··· EXCERPTED DATA

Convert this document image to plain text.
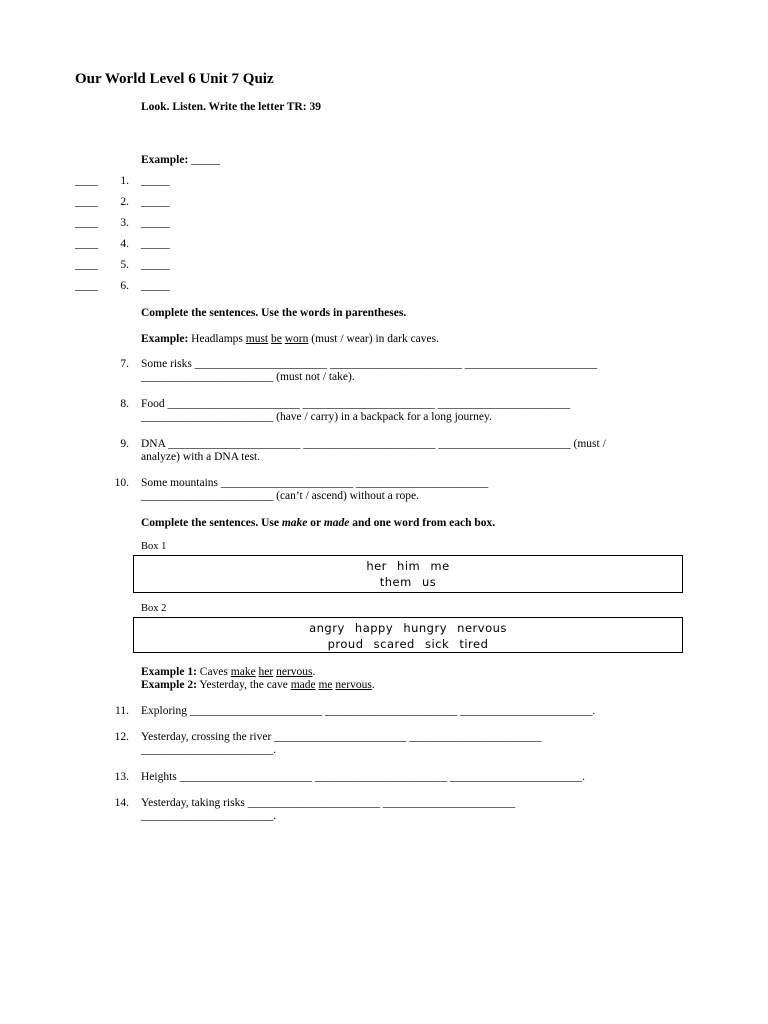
Our World Level 6 Unit 7 Quiz
Look. Listen. Write the letter TR: 39
Example: _____
____	1. _____
____	2. _____
____	3. _____
____	4. _____
____	5. _____
____	6. _____
Complete the sentences. Use the words in parentheses.
Example: Headlamps must be worn (must / wear) in dark caves.
7. Some risks _______________________ _______________________ _______________________
_______________________ (must not / take).
8. Food _______________________ _______________________ _______________________
_______________________ (have / carry) in a backpack for a long journey.
9. DNA _______________________ _______________________ _______________________ (must /
analyze) with a DNA test.
10. Some mountains _______________________ _______________________
_______________________ (can’t / ascend) without a rope.
Complete the sentences. Use make or made and one word from each box.
Box 1
her him me
them us
Box 2
angry happy hungry nervous
proud scared sick tired
Example 1: Caves make her nervous.
Example 2: Yesterday, the cave made me nervous.
11. Exploring _______________________ _______________________ _______________________.
12. Yesterday, crossing the river _______________________ _______________________
_______________________.
13. Heights _______________________ _______________________ _______________________.
14. Yesterday, taking risks _______________________ _______________________
_______________________.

······

**WHAT THE TASK REQUIRES:** Pull out every line of the records that includes the string "must".

**TASK SOLUTION:**
Example: Headlamps must be worn (must / wear) in dark caves.
_______________________ (must not / take).
9. DNA _______________________ _______________________ _______________________ (must /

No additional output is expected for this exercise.